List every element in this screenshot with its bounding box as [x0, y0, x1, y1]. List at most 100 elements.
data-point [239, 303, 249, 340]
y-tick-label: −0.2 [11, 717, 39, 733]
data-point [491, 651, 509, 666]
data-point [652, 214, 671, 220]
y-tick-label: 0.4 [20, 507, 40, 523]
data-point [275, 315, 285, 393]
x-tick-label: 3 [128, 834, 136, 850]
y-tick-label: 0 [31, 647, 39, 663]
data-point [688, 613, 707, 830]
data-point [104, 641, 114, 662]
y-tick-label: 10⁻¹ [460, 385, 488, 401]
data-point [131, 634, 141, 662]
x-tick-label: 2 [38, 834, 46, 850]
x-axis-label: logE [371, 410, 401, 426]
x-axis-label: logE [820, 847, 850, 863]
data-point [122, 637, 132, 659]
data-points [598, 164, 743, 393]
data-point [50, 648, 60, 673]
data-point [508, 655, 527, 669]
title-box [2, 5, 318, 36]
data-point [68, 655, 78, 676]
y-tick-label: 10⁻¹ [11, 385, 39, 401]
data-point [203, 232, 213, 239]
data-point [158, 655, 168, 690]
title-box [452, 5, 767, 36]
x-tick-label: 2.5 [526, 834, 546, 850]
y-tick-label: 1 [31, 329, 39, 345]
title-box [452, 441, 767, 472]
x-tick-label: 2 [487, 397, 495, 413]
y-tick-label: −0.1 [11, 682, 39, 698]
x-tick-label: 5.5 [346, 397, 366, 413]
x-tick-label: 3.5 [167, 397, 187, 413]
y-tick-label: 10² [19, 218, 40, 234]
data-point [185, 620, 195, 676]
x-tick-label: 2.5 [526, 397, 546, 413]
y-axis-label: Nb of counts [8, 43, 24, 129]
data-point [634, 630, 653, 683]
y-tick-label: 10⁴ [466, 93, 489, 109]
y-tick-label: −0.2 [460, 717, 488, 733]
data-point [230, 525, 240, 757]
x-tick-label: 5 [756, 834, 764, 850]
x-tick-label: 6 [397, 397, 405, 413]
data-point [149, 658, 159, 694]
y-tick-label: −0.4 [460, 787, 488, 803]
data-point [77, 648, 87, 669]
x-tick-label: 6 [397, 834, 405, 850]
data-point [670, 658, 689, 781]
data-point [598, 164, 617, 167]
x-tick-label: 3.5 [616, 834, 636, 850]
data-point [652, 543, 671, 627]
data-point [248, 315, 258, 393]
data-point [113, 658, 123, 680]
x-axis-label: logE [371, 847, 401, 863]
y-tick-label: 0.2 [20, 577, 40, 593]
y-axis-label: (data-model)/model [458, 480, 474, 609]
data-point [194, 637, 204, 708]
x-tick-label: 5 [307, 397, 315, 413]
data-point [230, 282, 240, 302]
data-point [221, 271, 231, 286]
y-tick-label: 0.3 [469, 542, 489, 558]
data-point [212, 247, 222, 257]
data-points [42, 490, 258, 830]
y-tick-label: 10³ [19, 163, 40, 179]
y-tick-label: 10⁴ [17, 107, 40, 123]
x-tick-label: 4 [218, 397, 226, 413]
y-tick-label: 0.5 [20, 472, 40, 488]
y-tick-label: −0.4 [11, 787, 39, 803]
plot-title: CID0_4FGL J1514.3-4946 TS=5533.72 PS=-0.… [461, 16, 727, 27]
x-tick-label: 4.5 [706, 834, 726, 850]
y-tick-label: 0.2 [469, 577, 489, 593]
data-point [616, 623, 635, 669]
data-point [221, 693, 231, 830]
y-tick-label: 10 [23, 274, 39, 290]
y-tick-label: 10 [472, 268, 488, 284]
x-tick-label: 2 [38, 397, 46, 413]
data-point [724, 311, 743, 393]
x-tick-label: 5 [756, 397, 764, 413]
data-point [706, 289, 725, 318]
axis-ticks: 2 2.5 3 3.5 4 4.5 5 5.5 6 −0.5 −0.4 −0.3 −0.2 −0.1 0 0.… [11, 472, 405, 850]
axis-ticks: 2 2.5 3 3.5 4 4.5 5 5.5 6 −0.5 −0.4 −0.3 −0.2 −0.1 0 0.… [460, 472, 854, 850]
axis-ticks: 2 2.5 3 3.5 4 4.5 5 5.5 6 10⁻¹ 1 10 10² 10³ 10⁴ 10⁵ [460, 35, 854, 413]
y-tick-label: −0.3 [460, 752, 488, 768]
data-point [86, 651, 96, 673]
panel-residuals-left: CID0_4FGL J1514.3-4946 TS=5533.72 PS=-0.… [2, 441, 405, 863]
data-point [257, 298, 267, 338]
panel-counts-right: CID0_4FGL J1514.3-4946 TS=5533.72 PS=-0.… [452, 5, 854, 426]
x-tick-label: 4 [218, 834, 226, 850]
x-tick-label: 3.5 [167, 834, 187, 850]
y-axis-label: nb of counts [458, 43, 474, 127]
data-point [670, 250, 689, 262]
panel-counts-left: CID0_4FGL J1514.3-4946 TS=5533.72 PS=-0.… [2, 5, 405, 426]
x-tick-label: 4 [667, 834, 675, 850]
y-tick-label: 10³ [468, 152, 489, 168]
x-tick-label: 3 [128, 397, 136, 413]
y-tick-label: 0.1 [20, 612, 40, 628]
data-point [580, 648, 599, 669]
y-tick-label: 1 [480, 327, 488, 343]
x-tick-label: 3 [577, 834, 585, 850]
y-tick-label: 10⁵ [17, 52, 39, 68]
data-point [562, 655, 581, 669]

Set problem | Quote every one of the lines above verbatim, keeping each character unchanged.

Answer in full |
List every element in this screenshot with its bounding box as [x0, y0, x1, y1]. List at most 100 elements.
data-point [239, 303, 249, 340]
y-tick-label: −0.2 [11, 717, 39, 733]
data-point [491, 651, 509, 666]
data-point [652, 214, 671, 220]
y-tick-label: 0.4 [20, 507, 40, 523]
data-point [275, 315, 285, 393]
x-tick-label: 3 [128, 834, 136, 850]
y-tick-label: 0 [31, 647, 39, 663]
data-point [688, 613, 707, 830]
data-point [104, 641, 114, 662]
y-tick-label: 10⁻¹ [460, 385, 488, 401]
data-point [131, 634, 141, 662]
x-tick-label: 2 [38, 834, 46, 850]
x-axis-label: logE [371, 410, 401, 426]
x-axis-label: logE [820, 847, 850, 863]
data-point [122, 637, 132, 659]
data-points [598, 164, 743, 393]
data-point [50, 648, 60, 673]
data-point [508, 655, 527, 669]
title-box [2, 5, 318, 36]
data-point [68, 655, 78, 676]
y-tick-label: 10⁻¹ [11, 385, 39, 401]
data-point [203, 232, 213, 239]
data-point [158, 655, 168, 690]
title-box [452, 5, 767, 36]
x-tick-label: 2.5 [526, 834, 546, 850]
y-tick-label: 1 [31, 329, 39, 345]
title-box [452, 441, 767, 472]
x-tick-label: 2 [487, 397, 495, 413]
y-tick-label: −0.1 [11, 682, 39, 698]
x-tick-label: 5.5 [346, 397, 366, 413]
x-tick-label: 3.5 [167, 397, 187, 413]
y-tick-label: 10² [19, 218, 40, 234]
data-point [185, 620, 195, 676]
x-tick-label: 2.5 [526, 397, 546, 413]
y-axis-label: Nb of counts [8, 43, 24, 129]
data-point [634, 630, 653, 683]
y-tick-label: 10⁴ [466, 93, 489, 109]
y-tick-label: −0.2 [460, 717, 488, 733]
data-point [230, 525, 240, 757]
x-tick-label: 5 [756, 834, 764, 850]
x-tick-label: 6 [397, 397, 405, 413]
data-point [149, 658, 159, 694]
y-tick-label: −0.4 [460, 787, 488, 803]
data-point [77, 648, 87, 669]
x-tick-label: 6 [397, 834, 405, 850]
data-point [670, 658, 689, 781]
data-point [598, 164, 617, 167]
x-tick-label: 3.5 [616, 834, 636, 850]
data-point [652, 543, 671, 627]
data-point [248, 315, 258, 393]
data-point [113, 658, 123, 680]
x-axis-label: logE [371, 847, 401, 863]
y-tick-label: 0.2 [20, 577, 40, 593]
y-axis-label: (data-model)/model [458, 480, 474, 609]
data-point [194, 637, 204, 708]
x-tick-label: 5 [307, 397, 315, 413]
data-point [230, 282, 240, 302]
data-point [221, 271, 231, 286]
y-tick-label: 0.3 [469, 542, 489, 558]
data-point [212, 247, 222, 257]
data-points [42, 490, 258, 830]
y-tick-label: 10³ [19, 163, 40, 179]
y-tick-label: 10⁴ [17, 107, 40, 123]
x-tick-label: 4 [218, 397, 226, 413]
y-tick-label: 0.5 [20, 472, 40, 488]
y-tick-label: −0.4 [11, 787, 39, 803]
plot-title: CID0_4FGL J1514.3-4946 TS=5533.72 PS=-0.… [461, 16, 727, 27]
x-tick-label: 4.5 [706, 834, 726, 850]
y-tick-label: 0.2 [469, 577, 489, 593]
data-point [616, 623, 635, 669]
data-point [221, 693, 231, 830]
y-tick-label: 10 [23, 274, 39, 290]
y-tick-label: 10 [472, 268, 488, 284]
x-tick-label: 2 [38, 397, 46, 413]
data-point [724, 311, 743, 393]
x-tick-label: 5 [756, 397, 764, 413]
data-point [706, 289, 725, 318]
axis-ticks: 2 2.5 3 3.5 4 4.5 5 5.5 6 −0.5 −0.4 −0.3 −0.2 −0.1 0 0.… [11, 472, 405, 850]
axis-ticks: 2 2.5 3 3.5 4 4.5 5 5.5 6 −0.5 −0.4 −0.3 −0.2 −0.1 0 0.… [460, 472, 854, 850]
axis-ticks: 2 2.5 3 3.5 4 4.5 5 5.5 6 10⁻¹ 1 10 10² 10³ 10⁴ 10⁵ [460, 35, 854, 413]
y-tick-label: −0.3 [460, 752, 488, 768]
data-point [86, 651, 96, 673]
panel-residuals-left: CID0_4FGL J1514.3-4946 TS=5533.72 PS=-0.… [2, 441, 405, 863]
data-point [257, 298, 267, 338]
panel-counts-right: CID0_4FGL J1514.3-4946 TS=5533.72 PS=-0.… [452, 5, 854, 426]
x-tick-label: 4 [218, 834, 226, 850]
x-tick-label: 3.5 [167, 834, 187, 850]
y-axis-label: nb of counts [458, 43, 474, 127]
data-point [670, 250, 689, 262]
panel-counts-left: CID0_4FGL J1514.3-4946 TS=5533.72 PS=-0.… [2, 5, 405, 426]
x-tick-label: 4 [667, 834, 675, 850]
y-tick-label: 10³ [468, 152, 489, 168]
x-tick-label: 3 [128, 397, 136, 413]
y-tick-label: 0.1 [20, 612, 40, 628]
data-point [580, 648, 599, 669]
y-tick-label: 1 [480, 327, 488, 343]
x-tick-label: 3 [577, 834, 585, 850]
y-tick-label: 10⁵ [17, 52, 39, 68]
data-point [562, 655, 581, 669]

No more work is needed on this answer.